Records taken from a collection
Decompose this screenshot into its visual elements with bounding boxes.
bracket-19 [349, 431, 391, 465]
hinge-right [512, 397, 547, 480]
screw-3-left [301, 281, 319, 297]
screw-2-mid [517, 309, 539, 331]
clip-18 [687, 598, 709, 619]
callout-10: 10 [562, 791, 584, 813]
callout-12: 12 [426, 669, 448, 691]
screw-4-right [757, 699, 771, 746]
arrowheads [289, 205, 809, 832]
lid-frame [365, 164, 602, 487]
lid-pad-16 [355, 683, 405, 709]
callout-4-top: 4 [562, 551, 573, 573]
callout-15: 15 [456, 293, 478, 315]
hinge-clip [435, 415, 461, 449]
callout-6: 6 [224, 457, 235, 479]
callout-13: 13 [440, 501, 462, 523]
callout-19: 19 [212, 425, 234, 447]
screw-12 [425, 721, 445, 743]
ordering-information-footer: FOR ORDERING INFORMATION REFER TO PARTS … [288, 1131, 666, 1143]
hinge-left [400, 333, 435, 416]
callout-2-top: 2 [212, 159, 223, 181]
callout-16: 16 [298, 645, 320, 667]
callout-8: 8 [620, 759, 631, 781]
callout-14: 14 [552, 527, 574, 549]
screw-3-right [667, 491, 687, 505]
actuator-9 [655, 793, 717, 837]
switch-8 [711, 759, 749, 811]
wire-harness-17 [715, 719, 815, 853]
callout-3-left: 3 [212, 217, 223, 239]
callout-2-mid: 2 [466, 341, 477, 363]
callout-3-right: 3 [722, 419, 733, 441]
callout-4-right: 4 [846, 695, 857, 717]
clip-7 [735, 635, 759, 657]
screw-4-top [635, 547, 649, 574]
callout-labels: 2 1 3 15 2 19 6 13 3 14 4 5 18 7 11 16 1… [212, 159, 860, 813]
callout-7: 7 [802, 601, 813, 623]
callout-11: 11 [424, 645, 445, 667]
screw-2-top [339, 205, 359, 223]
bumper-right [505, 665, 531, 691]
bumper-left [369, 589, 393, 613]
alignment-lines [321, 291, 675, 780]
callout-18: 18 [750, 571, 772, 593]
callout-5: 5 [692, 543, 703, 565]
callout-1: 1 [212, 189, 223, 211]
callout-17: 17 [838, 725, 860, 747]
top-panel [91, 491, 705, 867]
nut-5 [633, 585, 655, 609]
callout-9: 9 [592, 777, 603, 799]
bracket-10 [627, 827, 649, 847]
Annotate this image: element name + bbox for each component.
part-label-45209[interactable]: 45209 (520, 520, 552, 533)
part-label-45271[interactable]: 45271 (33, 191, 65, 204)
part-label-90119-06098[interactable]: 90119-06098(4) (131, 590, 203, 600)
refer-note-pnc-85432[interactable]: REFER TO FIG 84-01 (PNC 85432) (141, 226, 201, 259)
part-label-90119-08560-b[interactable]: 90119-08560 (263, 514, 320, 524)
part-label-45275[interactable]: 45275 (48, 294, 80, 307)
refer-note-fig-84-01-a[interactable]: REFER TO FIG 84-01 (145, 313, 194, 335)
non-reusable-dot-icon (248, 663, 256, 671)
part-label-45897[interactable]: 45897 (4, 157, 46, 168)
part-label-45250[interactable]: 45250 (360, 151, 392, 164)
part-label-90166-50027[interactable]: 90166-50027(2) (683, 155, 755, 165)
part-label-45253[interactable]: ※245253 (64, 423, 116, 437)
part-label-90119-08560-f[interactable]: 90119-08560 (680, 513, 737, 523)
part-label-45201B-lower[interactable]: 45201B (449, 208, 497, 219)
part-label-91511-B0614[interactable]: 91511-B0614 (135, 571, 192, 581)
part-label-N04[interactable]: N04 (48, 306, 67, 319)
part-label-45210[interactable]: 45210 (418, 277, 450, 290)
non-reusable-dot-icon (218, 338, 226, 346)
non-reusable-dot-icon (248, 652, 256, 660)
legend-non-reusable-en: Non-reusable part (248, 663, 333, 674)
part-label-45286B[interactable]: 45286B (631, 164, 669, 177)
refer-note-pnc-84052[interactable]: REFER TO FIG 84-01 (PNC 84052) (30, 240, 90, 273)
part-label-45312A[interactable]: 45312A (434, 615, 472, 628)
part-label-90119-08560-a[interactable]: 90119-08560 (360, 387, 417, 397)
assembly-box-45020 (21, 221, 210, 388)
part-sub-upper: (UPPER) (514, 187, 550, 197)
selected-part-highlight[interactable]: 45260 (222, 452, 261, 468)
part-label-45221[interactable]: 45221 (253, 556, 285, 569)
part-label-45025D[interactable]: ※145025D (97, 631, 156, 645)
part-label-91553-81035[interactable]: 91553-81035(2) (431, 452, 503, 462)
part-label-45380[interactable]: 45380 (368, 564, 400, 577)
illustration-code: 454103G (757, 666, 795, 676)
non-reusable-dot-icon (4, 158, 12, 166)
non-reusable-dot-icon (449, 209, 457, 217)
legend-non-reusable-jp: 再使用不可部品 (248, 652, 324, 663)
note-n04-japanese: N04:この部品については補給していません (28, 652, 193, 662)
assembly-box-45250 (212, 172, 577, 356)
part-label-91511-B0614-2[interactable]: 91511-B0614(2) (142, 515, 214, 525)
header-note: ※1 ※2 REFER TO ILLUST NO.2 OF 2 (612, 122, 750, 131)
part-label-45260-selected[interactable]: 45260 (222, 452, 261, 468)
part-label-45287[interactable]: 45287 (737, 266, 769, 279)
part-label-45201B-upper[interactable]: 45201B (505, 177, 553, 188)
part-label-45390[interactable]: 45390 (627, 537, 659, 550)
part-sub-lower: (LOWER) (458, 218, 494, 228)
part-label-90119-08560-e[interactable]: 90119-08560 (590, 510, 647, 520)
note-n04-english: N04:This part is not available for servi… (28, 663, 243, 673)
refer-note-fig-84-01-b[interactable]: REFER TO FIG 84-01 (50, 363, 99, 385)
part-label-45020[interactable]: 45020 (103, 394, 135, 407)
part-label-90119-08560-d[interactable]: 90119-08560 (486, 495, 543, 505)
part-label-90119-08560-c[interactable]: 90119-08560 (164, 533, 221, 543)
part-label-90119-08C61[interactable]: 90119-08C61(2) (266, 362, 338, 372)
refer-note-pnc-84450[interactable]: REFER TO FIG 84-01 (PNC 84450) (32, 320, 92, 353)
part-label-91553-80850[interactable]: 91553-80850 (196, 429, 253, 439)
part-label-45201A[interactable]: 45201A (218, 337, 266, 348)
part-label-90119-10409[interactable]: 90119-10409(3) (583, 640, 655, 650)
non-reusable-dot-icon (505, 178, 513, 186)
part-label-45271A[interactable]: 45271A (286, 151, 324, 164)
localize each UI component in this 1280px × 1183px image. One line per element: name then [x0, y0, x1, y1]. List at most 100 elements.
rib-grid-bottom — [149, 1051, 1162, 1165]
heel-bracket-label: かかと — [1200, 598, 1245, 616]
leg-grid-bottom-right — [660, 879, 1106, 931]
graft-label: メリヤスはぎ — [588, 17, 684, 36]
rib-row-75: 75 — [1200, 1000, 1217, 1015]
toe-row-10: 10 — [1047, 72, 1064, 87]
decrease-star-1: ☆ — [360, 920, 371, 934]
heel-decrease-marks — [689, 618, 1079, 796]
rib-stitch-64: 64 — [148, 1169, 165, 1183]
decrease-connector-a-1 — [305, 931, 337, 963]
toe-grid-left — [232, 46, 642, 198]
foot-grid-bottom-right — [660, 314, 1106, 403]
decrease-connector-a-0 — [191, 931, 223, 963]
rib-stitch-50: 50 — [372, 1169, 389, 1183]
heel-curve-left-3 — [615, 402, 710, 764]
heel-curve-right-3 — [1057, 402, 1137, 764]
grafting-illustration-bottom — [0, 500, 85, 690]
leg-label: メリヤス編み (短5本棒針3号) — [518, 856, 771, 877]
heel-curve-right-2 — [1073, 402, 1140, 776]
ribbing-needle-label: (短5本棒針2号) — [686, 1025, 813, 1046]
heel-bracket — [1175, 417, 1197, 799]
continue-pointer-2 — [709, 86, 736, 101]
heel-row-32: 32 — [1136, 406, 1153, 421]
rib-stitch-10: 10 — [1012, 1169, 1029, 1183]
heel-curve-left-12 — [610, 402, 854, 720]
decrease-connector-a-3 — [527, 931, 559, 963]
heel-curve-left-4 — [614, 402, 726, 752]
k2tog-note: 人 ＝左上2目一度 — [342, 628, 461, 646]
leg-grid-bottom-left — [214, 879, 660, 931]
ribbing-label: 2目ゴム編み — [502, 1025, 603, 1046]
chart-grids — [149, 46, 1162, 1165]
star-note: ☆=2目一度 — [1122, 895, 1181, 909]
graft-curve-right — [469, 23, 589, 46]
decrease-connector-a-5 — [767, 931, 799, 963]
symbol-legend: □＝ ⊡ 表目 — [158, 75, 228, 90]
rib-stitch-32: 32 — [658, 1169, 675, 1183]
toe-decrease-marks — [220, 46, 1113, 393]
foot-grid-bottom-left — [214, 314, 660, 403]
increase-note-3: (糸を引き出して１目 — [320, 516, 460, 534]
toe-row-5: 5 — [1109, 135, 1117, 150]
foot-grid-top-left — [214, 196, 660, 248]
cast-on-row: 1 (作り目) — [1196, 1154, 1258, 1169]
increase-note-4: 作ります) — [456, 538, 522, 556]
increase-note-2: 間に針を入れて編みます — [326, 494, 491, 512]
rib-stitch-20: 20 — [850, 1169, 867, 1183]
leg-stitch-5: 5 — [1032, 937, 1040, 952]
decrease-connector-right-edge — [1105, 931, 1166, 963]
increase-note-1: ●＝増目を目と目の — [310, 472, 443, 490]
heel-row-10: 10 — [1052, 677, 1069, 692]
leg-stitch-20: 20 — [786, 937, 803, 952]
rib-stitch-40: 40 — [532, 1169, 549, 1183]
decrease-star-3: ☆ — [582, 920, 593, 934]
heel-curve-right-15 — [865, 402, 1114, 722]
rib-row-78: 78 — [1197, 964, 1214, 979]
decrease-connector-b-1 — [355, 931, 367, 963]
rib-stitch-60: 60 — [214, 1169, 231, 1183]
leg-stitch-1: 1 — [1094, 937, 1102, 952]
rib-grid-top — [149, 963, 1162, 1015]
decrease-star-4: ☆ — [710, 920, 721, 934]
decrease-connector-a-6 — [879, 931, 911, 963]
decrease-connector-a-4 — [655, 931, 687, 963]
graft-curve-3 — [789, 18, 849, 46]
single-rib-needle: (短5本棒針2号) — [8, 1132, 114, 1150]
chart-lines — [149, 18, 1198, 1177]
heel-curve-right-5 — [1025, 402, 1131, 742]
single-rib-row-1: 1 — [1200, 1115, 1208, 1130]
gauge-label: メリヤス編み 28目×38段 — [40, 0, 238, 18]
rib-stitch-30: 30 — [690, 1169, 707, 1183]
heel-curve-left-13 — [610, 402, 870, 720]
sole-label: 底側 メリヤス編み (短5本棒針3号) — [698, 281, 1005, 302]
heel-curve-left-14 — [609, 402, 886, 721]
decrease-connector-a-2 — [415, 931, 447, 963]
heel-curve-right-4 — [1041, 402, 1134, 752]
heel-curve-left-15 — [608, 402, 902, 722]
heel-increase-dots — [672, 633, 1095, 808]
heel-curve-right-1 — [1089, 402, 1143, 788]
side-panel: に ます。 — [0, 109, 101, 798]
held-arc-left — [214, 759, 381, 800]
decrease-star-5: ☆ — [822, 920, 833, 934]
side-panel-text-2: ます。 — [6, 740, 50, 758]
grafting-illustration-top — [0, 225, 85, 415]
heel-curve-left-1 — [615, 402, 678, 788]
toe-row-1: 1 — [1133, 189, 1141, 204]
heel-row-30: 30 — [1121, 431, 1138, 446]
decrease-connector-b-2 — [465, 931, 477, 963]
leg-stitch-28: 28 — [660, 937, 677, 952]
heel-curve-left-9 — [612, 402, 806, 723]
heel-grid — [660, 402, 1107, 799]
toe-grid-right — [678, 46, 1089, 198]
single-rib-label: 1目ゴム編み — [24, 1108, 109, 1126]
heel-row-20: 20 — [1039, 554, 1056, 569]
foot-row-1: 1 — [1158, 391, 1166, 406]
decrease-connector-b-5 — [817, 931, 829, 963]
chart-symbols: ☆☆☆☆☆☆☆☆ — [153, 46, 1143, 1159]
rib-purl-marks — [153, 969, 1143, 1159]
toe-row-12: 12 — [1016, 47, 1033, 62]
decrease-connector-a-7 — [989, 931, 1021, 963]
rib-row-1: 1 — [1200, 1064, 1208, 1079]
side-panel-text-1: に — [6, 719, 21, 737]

### WHAT THE EXERCISE ASKS
Copy the material from its first line through the line containing "Annotate this image: element", inclusive, renaming every "screw" as "bolt" and leaving everything else unchanged.

### ANSWER TO THIS TASK
Decompose this screenshot into its visual elements with bounding boxes.
bracket-19 [349, 431, 391, 465]
hinge-right [512, 397, 547, 480]
bolt-3-left [301, 281, 319, 297]
bolt-2-mid [517, 309, 539, 331]
clip-18 [687, 598, 709, 619]
callout-10: 10 [562, 791, 584, 813]
callout-12: 12 [426, 669, 448, 691]
bolt-4-right [757, 699, 771, 746]
arrowheads [289, 205, 809, 832]
lid-frame [365, 164, 602, 487]
lid-pad-16 [355, 683, 405, 709]
callout-4-top: 4 [562, 551, 573, 573]
callout-15: 15 [456, 293, 478, 315]
hinge-clip [435, 415, 461, 449]
callout-6: 6 [224, 457, 235, 479]
callout-13: 13 [440, 501, 462, 523]
callout-19: 19 [212, 425, 234, 447]
bolt-12 [425, 721, 445, 743]
ordering-information-footer: FOR ORDERING INFORMATION REFER TO PARTS … [288, 1131, 666, 1143]
hinge-left [400, 333, 435, 416]
callout-2-top: 2 [212, 159, 223, 181]
callout-16: 16 [298, 645, 320, 667]
callout-8: 8 [620, 759, 631, 781]
callout-14: 14 [552, 527, 574, 549]
bolt-3-right [667, 491, 687, 505]
actuator-9 [655, 793, 717, 837]
switch-8 [711, 759, 749, 811]
wire-harness-17 [715, 719, 815, 853]
callout-3-left: 3 [212, 217, 223, 239]
callout-2-mid: 2 [466, 341, 477, 363]
callout-3-right: 3 [722, 419, 733, 441]
callout-4-right: 4 [846, 695, 857, 717]
clip-7 [735, 635, 759, 657]
bolt-4-top [635, 547, 649, 574]
callout-labels: 2 1 3 15 2 19 6 13 3 14 4 5 18 7 11 16 1… [212, 159, 860, 813]
callout-7: 7 [802, 601, 813, 623]
callout-11: 11 [424, 645, 445, 667]
bolt-2-top [339, 205, 359, 223]
bumper-right [505, 665, 531, 691]
bumper-left [369, 589, 393, 613]
alignment-lines [321, 291, 675, 780]
callout-18: 18 [750, 571, 772, 593]
callout-5: 5 [692, 543, 703, 565]
callout-1: 1 [212, 189, 223, 211]
callout-17: 17 [838, 725, 860, 747]
top-panel [91, 491, 705, 867]
nut-5 [633, 585, 655, 609]
callout-9: 9 [592, 777, 603, 799]
bracket-10 [627, 827, 649, 847]
Annotate this image: element name + bbox for each component.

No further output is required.